§ GIVEN REQUEST
Set the following entries down again exactly, line by line.

§ DATA PROVIDED
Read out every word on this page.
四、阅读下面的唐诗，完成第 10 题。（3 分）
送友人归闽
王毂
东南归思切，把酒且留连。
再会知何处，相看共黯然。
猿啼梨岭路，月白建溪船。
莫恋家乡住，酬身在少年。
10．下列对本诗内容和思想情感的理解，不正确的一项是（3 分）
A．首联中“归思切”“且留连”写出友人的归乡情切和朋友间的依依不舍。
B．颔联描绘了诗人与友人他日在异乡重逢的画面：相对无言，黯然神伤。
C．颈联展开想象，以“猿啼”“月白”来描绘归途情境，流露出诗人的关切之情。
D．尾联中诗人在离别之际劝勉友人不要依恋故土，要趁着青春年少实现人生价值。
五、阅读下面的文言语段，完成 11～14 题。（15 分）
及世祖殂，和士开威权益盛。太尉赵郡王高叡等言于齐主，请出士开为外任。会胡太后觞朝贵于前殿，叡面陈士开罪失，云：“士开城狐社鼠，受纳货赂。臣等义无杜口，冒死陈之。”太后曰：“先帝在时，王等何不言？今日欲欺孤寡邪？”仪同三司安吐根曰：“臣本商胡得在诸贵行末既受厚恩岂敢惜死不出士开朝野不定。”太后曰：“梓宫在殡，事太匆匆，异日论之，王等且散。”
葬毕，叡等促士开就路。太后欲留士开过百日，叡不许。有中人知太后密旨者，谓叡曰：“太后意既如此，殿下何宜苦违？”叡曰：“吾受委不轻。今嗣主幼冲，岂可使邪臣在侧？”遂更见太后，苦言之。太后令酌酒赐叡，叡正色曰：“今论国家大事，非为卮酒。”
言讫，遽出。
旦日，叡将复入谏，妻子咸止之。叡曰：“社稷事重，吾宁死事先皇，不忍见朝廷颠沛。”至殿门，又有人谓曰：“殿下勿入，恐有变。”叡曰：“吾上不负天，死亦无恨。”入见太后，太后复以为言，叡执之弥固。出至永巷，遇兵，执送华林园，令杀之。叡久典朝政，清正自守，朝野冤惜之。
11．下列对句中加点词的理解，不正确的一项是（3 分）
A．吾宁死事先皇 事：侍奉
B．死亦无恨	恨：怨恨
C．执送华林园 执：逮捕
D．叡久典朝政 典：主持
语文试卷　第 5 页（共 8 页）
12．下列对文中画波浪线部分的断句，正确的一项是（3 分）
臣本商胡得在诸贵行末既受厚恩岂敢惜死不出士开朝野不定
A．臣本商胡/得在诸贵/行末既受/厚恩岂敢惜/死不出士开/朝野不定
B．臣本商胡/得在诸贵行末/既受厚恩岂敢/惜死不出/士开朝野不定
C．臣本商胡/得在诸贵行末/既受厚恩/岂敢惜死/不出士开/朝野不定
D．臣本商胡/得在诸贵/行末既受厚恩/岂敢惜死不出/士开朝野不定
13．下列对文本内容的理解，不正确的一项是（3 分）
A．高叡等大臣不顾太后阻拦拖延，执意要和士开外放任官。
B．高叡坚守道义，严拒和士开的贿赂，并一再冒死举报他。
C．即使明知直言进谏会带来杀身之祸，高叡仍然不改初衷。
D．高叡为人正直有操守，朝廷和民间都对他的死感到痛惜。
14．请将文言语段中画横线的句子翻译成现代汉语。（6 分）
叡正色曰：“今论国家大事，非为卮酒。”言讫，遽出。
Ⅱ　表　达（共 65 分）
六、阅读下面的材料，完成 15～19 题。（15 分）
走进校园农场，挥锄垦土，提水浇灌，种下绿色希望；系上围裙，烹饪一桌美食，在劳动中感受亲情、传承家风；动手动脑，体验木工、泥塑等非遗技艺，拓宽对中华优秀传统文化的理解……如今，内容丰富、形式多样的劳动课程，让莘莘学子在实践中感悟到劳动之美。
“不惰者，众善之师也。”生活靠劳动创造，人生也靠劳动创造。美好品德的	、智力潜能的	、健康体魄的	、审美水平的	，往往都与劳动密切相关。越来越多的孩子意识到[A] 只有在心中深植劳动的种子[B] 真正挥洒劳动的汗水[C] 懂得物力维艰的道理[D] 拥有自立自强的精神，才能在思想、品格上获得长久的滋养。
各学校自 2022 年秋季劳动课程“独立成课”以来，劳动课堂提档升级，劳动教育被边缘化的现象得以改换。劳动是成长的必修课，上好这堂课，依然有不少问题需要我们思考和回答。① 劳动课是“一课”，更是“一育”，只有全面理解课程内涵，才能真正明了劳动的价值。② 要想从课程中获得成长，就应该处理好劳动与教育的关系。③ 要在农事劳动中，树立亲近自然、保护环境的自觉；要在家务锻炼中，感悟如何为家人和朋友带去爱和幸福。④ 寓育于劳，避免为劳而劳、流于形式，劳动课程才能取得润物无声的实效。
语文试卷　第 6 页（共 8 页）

§ CORRECT RESULT
Read out every word on this page.
四、阅读下面的唐诗，完成第 10 题。（3 分）
送友人归闽
王毂
东南归思切，把酒且留连。
再会知何处，相看共黯然。
猿啼梨岭路，月白建溪船。
莫恋家乡住，酬身在少年。
10．下列对本诗内容和思想情感的理解，不正确的一项是（3 分）
A．首联中“归思切”“且留连”写出友人的归乡情切和朋友间的依依不舍。
B．颔联描绘了诗人与友人他日在异乡重逢的画面：相对无言，黯然神伤。
C．颈联展开想象，以“猿啼”“月白”来描绘归途情境，流露出诗人的关切之情。
D．尾联中诗人在离别之际劝勉友人不要依恋故土，要趁着青春年少实现人生价值。
五、阅读下面的文言语段，完成 11～14 题。（15 分）
及世祖殂，和士开威权益盛。太尉赵郡王高叡等言于齐主，请出士开为外任。会胡太后觞朝贵于前殿，叡面陈士开罪失，云：“士开城狐社鼠，受纳货赂。臣等义无杜口，冒死陈之。”太后曰：“先帝在时，王等何不言？今日欲欺孤寡邪？”仪同三司安吐根曰：“臣本商胡得在诸贵行末既受厚恩岂敢惜死不出士开朝野不定。”太后曰：“梓宫在殡，事太匆匆，异日论之，王等且散。”
葬毕，叡等促士开就路。太后欲留士开过百日，叡不许。有中人知太后密旨者，谓叡曰：“太后意既如此，殿下何宜苦违？”叡曰：“吾受委不轻。今嗣主幼冲，岂可使邪臣在侧？”遂更见太后，苦言之。太后令酌酒赐叡，叡正色曰：“今论国家大事，非为卮酒。”
言讫，遽出。
旦日，叡将复入谏，妻子咸止之。叡曰：“社稷事重，吾宁死事先皇，不忍见朝廷颠沛。”至殿门，又有人谓曰：“殿下勿入，恐有变。”叡曰：“吾上不负天，死亦无恨。”入见太后，太后复以为言，叡执之弥固。出至永巷，遇兵，执送华林园，令杀之。叡久典朝政，清正自守，朝野冤惜之。
11．下列对句中加点词的理解，不正确的一项是（3 分）
A．吾宁死事先皇 事：侍奉
B．死亦无恨	恨：怨恨
C．执送华林园 执：逮捕
D．叡久典朝政 典：主持
语文试卷　第 5 页（共 8 页）
12．下列对文中画波浪线部分的断句，正确的一项是（3 分）
臣本商胡得在诸贵行末既受厚恩岂敢惜死不出士开朝野不定
A．臣本商胡/得在诸贵/行末既受/厚恩岂敢惜/死不出士开/朝野不定
B．臣本商胡/得在诸贵行末/既受厚恩岂敢/惜死不出/士开朝野不定
C．臣本商胡/得在诸贵行末/既受厚恩/岂敢惜死/不出士开/朝野不定
D．臣本商胡/得在诸贵/行末既受厚恩/岂敢惜死不出/士开朝野不定
13．下列对文本内容的理解，不正确的一项是（3 分）
A．高叡等大臣不顾太后阻拦拖延，执意要和士开外放任官。
B．高叡坚守道义，严拒和士开的贿赂，并一再冒死举报他。
C．即使明知直言进谏会带来杀身之祸，高叡仍然不改初衷。
D．高叡为人正直有操守，朝廷和民间都对他的死感到痛惜。
14．请将文言语段中画横线的句子翻译成现代汉语。（6 分）
叡正色曰：“今论国家大事，非为卮酒。”言讫，遽出。
Ⅱ　表　达（共 65 分）
六、阅读下面的材料，完成 15～19 题。（15 分）
走进校园农场，挥锄垦土，提水浇灌，种下绿色希望；系上围裙，烹饪一桌美食，在劳动中感受亲情、传承家风；动手动脑，体验木工、泥塑等非遗技艺，拓宽对中华优秀传统文化的理解……如今，内容丰富、形式多样的劳动课程，让莘莘学子在实践中感悟到劳动之美。
“不惰者，众善之师也。”生活靠劳动创造，人生也靠劳动创造。美好品德的	、智力潜能的	、健康体魄的	、审美水平的	，往往都与劳动密切相关。越来越多的孩子意识到[A] 只有在心中深植劳动的种子[B] 真正挥洒劳动的汗水[C] 懂得物力维艰的道理[D] 拥有自立自强的精神，才能在思想、品格上获得长久的滋养。
各学校自 2022 年秋季劳动课程“独立成课”以来，劳动课堂提档升级，劳动教育被边缘化的现象得以改换。劳动是成长的必修课，上好这堂课，依然有不少问题需要我们思考和回答。① 劳动课是“一课”，更是“一育”，只有全面理解课程内涵，才能真正明了劳动的价值。② 要想从课程中获得成长，就应该处理好劳动与教育的关系。③ 要在农事劳动中，树立亲近自然、保护环境的自觉；要在家务锻炼中，感悟如何为家人和朋友带去爱和幸福。④ 寓育于劳，避免为劳而劳、流于形式，劳动课程才能取得润物无声的实效。
语文试卷　第 6 页（共 8 页）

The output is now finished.